INSTRUCTIONS TO FOLLOW:
Copy the following records word for word, keeping every line as it appears.

>> Begin

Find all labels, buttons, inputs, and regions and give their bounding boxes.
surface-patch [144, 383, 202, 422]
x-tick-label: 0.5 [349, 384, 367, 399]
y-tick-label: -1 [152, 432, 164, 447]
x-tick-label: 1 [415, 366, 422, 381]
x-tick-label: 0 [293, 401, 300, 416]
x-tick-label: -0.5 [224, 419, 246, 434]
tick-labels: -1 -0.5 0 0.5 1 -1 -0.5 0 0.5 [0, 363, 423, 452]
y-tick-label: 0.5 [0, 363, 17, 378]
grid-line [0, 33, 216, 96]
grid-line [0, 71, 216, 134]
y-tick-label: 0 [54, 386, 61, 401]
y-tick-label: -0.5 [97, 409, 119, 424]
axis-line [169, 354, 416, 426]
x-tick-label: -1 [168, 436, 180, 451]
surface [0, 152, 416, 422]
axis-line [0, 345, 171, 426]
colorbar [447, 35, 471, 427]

>> End

FINAL ANSWER:
Find all labels, buttons, inputs, and regions and give their bounding boxes.
surface-patch [144, 383, 202, 422]
x-tick-label: 0.5 [349, 384, 367, 399]
y-tick-label: -1 [152, 432, 164, 447]
x-tick-label: 1 [415, 366, 422, 381]
x-tick-label: 0 [293, 401, 300, 416]
x-tick-label: -0.5 [224, 419, 246, 434]
tick-labels: -1 -0.5 0 0.5 1 -1 -0.5 0 0.5 [0, 363, 423, 452]
y-tick-label: 0.5 [0, 363, 17, 378]
grid-line [0, 33, 216, 96]
grid-line [0, 71, 216, 134]
y-tick-label: 0 [54, 386, 61, 401]
y-tick-label: -0.5 [97, 409, 119, 424]
axis-line [169, 354, 416, 426]
x-tick-label: -1 [168, 436, 180, 451]
surface [0, 152, 416, 422]
axis-line [0, 345, 171, 426]
colorbar [447, 35, 471, 427]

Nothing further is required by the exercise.